Africa shooter also a Kalispell gun legend
Gun builders and barrel makers have called the Flathead Valley home for decades. John Buhmiller was one of the first.
He set the bar high. Buhmiller was a colorful character who built reputable rifle barrels and with his large-caliber rifles became the de facto varmint hunter of Tanganyika, Africa, in the 1950s.
That meant hunting big game in the thick bush of East Africa.
Buhmiller’s kill list is unprecedented by today’s standards: 183 elephants, 18 rhinoceros, 71 buffalo, one hippo, one giraffe, five eland, 32 gnu, 41 zebra, six waterbucks, 33 impala, 35 baboons, 23 warthogs, 4 wild dogs and 9 hyenas.
“Uncle John,” as he was known on both continents, worked for years as a Great Northern Railway telegraph operator in Eureka. He moved to Kalispell in the 1940s and opened his machine shop on Woodland Avenue.
The shop could be a scary place for friends and for employees such as Lester Bauska, another longtime Kalispell barrel maker who got his start working there.
That’s because Buhmiller liked to go catch bagfuls of snakes, bring them back to his shop and turn them loose. It didn’t help that he was prone to pulling pranks, too.
“[Buhmiller] was a snake guy,” said 82-year-old rifle builder Jerry Fisher, no stranger to Buhmiller’s old shop. “He liked rattlesnakes and anything else that wiggled on the ground.”
James Handcock, owner of Blacktail Mountain Books, remembers the story of how his friend Bauska, who died last November at age 92, went to work one morning and saw Buhmiller on the floor looking under machines. Bauska left about as quickly as he could. And he refused to return until whatever missing snake was found.
Local lore has it that Buhmiller let his rattlesnakes out at night, figuring they’d be scarier than any guard dog and quieter for the neighbors.
Strange? Probably. A bit of a workplace safety risk and possibly inefficient to round up each morning by today’s manufacturing standards? Probably.
But over several decades Buhmiller machined thousands of custom rifle barrels in his Kalispell shop, selling them to gun builders from all over and becoming one of the country’s busiest and best-known barrel markers.
The barrels were “considered to be among the sport’s finest” by hunters and sharpshooters of the time, according to a brief Sports Illustrated article on Buhmiller in 1962.
The story goes that when Buhmiller took his first trip to Africa he used his two-elephant permit to help out a farmer who was having problems with elephants destroying fences and trampling crops.
Tanganyika’s overwhelmed and under-equipped game department took notice and enlisted Buhmiller and his homemade rifle to help thin a herd of 12,000 elephants and do other control hunting.
Buhmiller made nine trips to Africa.
He stayed for months at a time to hunt and test his powerful rifles and cartridges. He brought back numerous photos, hundreds of feet of 16-millimeter film and even more stories.
BUHMILLER WAS one of the first in a long line of barrel makers and gun makers to follow in the Flathead Valley.
Bauska went on to have a long career in the barrel-making business, running his famously untidy shop on Second Street West in Kalispell.

| Source data |
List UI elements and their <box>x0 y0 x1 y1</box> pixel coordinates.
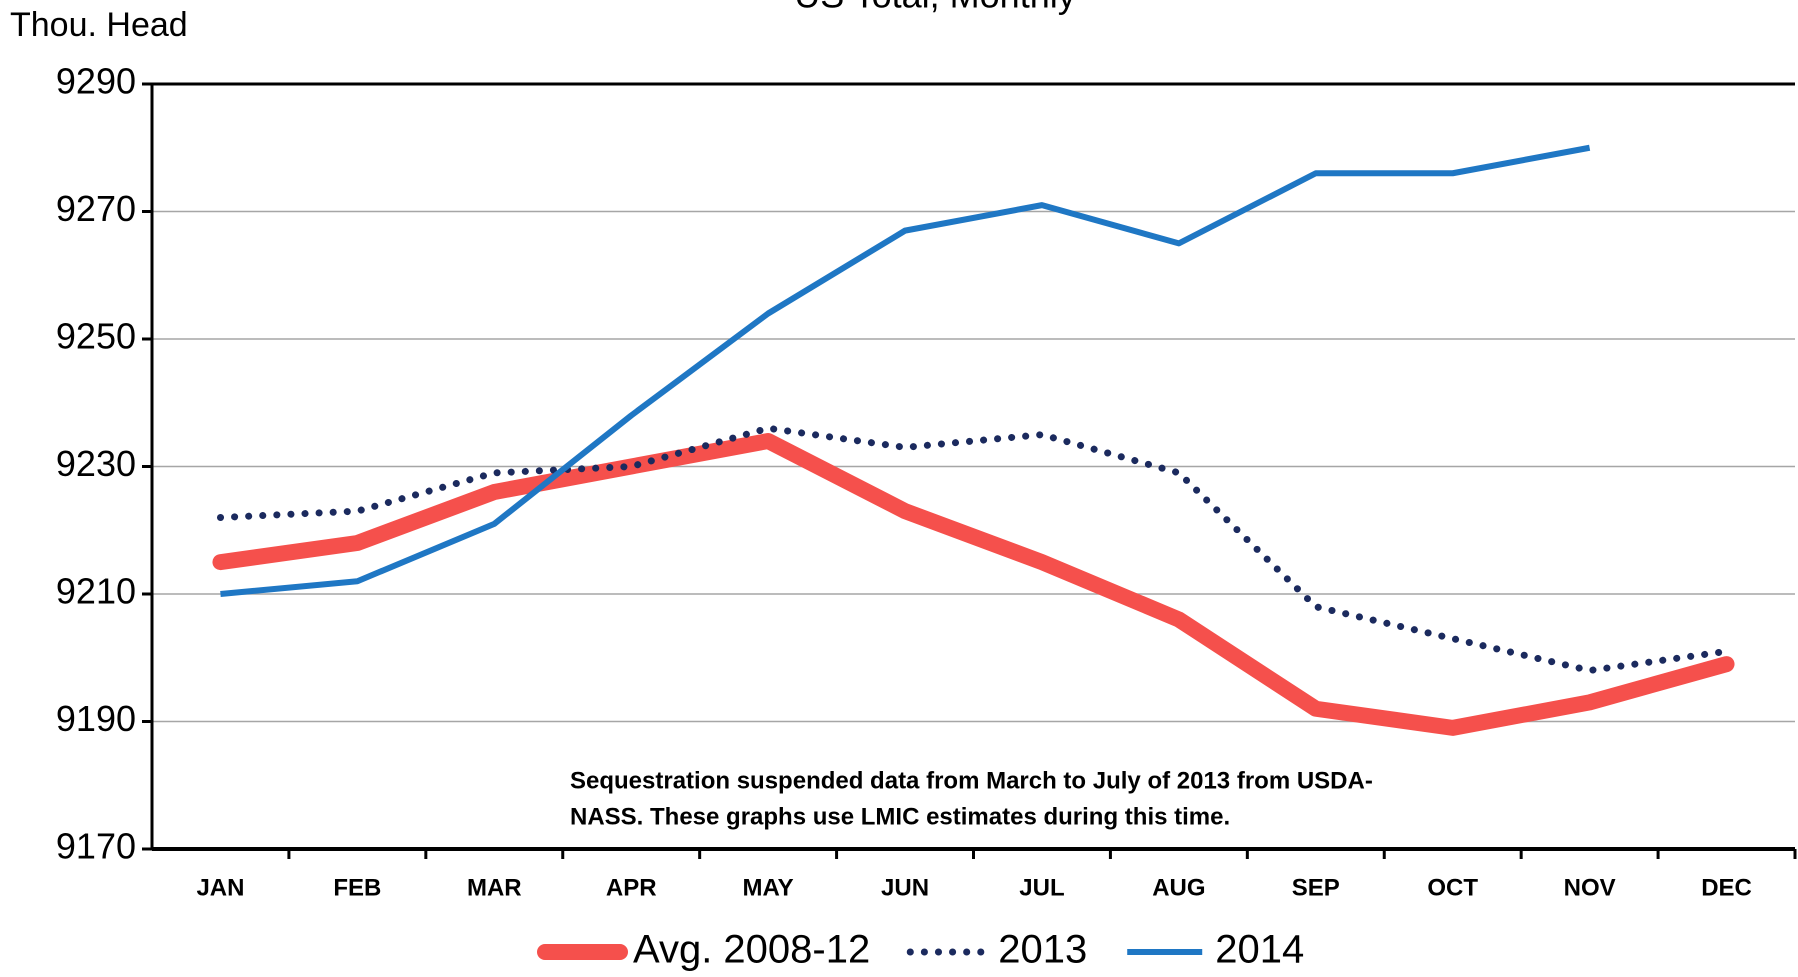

| Challenges |
1. Answer these questions from the article on John Buhmiller:
(a) For which railway and in what town did Buhmiller work as a telegraph operator?
(b) How many trips to Africa did Buhmiller make?
(c) On what street was Lester Bauska's shop?
2. Reproduce the passage of the article on John Buhmiller starting at "But over several" and ending at "trips to Africa.".
None of the material is needed here.

| Written answers |
1.
(a) The Great Northern Railway, in Eureka
(b) Nine
(c) Second Street West in Kalispell

2.
But over several decades Buhmiller machined thousands of custom rifle barrels in his Kalispell shop, selling them to gun builders from all over and becoming one of the country’s busiest and best-known barrel markers.
The barrels were “considered to be among the sport’s finest” by hunters and sharpshooters of the time, according to a brief Sports Illustrated article on Buhmiller in 1962.
The story goes that when Buhmiller took his first trip to Africa he used his two-elephant permit to help out a farmer who was having problems with elephants destroying fences and trampling crops.
Tanganyika’s overwhelmed and under-equipped game department took notice and enlisted Buhmiller and his homemade rifle to help thin a herd of 12,000 elephants and do other control hunting.
Buhmiller made nine trips to Africa.